═══ Material provided ═══
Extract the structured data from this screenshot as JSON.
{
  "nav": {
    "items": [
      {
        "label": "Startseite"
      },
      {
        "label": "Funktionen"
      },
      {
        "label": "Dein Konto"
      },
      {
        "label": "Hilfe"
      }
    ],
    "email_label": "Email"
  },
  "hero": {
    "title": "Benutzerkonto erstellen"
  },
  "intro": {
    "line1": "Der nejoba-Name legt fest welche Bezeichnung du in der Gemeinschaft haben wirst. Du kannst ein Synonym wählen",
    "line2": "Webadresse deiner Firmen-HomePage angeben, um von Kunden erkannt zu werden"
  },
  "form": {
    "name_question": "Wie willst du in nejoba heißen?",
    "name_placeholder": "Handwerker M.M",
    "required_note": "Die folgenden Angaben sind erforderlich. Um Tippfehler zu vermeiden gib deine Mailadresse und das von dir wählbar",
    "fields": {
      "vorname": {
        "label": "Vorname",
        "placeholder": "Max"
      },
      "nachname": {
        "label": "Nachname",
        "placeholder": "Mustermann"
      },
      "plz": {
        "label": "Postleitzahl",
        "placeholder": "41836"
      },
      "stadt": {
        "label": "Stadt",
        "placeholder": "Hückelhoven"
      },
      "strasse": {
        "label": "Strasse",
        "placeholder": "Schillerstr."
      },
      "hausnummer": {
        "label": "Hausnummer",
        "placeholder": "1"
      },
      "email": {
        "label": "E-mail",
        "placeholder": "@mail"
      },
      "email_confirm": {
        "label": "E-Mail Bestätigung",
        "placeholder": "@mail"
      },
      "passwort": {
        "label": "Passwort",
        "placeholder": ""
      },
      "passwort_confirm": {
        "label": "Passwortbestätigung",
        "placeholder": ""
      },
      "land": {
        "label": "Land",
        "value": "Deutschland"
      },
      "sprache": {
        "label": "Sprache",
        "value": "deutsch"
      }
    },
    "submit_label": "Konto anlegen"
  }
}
═══
> **What to produce**
From the records above, extract every entry exactly as given.

> **Answer to the task**
Extract the structured data from this screenshot as JSON.
{
  "nav": {
    "items": [
      {
        "label": "Startseite"
      },
      {
        "label": "Funktionen"
      },
      {
        "label": "Dein Konto"
      },
      {
        "label": "Hilfe"
      }
    ],
    "email_label": "Email"
  },
  "hero": {
    "title": "Benutzerkonto erstellen"
  },
  "intro": {
    "line1": "Der nejoba-Name legt fest welche Bezeichnung du in der Gemeinschaft haben wirst. Du kannst ein Synonym wählen",
    "line2": "Webadresse deiner Firmen-HomePage angeben, um von Kunden erkannt zu werden"
  },
  "form": {
    "name_question": "Wie willst du in nejoba heißen?",
    "name_placeholder": "Handwerker M.M",
    "required_note": "Die folgenden Angaben sind erforderlich. Um Tippfehler zu vermeiden gib deine Mailadresse und das von dir wählbar",
    "fields": {
      "vorname": {
        "label": "Vorname",
        "placeholder": "Max"
      },
      "nachname": {
        "label": "Nachname",
        "placeholder": "Mustermann"
      },
      "plz": {
        "label": "Postleitzahl",
        "placeholder": "41836"
      },
      "stadt": {
        "label": "Stadt",
        "placeholder": "Hückelhoven"
      },
      "strasse": {
        "label": "Strasse",
        "placeholder": "Schillerstr."
      },
      "hausnummer": {
        "label": "Hausnummer",
        "placeholder": "1"
      },
      "email": {
        "label": "E-mail",
        "placeholder": "@mail"
      },
      "email_confirm": {
        "label": "E-Mail Bestätigung",
        "placeholder": "@mail"
      },
      "passwort": {
        "label": "Passwort",
        "placeholder": ""
      },
      "passwort_confirm": {
        "label": "Passwortbestätigung",
        "placeholder": ""
      },
      "land": {
        "label": "Land",
        "value": "Deutschland"
      },
      "sprache": {
        "label": "Sprache",
        "value": "deutsch"
      }
    },
    "submit_label": "Konto anlegen"
  }
}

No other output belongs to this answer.